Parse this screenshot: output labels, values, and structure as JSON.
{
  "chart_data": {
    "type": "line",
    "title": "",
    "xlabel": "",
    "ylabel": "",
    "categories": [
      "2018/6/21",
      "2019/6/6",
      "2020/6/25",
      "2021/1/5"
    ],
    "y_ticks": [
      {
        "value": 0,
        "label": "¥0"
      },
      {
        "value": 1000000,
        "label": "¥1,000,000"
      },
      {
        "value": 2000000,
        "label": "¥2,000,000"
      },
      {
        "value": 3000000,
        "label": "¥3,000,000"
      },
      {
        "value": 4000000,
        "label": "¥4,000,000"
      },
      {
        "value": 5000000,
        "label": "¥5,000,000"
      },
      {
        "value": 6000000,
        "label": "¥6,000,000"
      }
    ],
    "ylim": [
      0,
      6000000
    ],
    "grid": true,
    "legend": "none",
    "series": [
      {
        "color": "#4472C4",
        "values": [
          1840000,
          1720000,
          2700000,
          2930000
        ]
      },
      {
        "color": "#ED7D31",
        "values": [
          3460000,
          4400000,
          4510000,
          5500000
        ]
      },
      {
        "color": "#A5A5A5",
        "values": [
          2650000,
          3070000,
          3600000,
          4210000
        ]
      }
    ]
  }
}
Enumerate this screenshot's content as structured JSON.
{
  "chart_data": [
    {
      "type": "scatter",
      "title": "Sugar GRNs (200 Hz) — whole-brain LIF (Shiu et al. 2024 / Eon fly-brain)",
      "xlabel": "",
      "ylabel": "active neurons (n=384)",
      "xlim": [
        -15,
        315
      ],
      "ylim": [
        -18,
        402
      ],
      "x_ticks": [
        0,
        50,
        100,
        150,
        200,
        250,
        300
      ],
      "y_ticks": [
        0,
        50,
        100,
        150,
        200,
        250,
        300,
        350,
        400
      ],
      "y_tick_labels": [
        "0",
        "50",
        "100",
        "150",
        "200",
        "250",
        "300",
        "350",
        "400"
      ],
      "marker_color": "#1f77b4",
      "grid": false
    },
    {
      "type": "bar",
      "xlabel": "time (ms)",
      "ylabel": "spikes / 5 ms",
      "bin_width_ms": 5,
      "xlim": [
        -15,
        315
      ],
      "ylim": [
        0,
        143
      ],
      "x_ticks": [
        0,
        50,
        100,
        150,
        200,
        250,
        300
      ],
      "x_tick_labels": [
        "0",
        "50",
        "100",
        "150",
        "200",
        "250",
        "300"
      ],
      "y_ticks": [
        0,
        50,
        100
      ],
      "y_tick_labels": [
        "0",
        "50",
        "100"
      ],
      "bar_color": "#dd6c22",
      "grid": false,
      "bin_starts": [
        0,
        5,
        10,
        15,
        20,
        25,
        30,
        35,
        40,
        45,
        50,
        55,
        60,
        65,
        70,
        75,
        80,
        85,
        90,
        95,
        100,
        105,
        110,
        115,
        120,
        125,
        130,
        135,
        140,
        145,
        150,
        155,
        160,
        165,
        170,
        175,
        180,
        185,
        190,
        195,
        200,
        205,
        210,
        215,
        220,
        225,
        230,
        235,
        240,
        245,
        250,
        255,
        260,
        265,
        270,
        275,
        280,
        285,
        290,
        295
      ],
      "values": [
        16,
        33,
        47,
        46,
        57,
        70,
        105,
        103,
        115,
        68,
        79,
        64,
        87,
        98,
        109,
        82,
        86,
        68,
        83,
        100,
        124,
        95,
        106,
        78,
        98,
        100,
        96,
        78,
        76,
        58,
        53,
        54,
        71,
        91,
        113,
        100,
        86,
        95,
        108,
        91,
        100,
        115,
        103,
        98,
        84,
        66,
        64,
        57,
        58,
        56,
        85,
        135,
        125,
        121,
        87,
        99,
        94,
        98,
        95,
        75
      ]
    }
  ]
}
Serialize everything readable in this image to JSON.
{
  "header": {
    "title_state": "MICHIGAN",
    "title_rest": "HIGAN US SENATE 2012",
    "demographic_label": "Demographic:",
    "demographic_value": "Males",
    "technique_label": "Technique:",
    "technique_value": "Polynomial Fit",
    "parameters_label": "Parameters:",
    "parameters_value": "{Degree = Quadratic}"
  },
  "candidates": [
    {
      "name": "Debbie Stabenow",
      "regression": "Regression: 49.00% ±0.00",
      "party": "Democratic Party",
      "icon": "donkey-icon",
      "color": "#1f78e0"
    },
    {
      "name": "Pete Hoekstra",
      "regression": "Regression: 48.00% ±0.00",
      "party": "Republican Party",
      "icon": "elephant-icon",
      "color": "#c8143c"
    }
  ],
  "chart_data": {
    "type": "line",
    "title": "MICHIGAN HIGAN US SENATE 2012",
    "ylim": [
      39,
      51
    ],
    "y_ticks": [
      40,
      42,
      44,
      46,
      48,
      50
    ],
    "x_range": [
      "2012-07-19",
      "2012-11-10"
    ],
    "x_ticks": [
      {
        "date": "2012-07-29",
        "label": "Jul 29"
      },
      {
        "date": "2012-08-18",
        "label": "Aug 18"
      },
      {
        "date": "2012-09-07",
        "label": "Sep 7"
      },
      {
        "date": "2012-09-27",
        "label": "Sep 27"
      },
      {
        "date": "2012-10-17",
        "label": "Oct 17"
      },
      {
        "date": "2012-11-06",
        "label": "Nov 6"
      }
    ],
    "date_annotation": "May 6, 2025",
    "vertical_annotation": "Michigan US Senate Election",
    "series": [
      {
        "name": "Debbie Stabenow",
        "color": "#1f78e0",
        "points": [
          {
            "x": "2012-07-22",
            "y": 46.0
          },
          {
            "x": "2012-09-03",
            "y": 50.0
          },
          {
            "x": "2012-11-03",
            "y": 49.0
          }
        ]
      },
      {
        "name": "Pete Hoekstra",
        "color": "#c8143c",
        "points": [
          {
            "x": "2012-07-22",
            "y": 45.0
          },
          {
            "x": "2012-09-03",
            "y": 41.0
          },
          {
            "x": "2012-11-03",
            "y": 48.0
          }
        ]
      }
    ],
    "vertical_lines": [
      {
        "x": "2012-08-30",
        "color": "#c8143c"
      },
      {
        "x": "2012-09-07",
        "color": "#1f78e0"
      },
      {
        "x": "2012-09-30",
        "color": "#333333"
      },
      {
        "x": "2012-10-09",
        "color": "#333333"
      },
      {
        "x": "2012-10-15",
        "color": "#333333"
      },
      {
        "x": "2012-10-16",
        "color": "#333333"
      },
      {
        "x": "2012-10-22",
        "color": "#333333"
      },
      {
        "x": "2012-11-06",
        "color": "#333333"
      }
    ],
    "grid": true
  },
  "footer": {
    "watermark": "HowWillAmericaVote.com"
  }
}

• PROBLEM STATEMENT: From the records above, pull out each line that has "screenshot".

• THE REPLY:
Parse this screenshot: output labels, values, and structure as JSON.
Enumerate this screenshot's content as structured JSON.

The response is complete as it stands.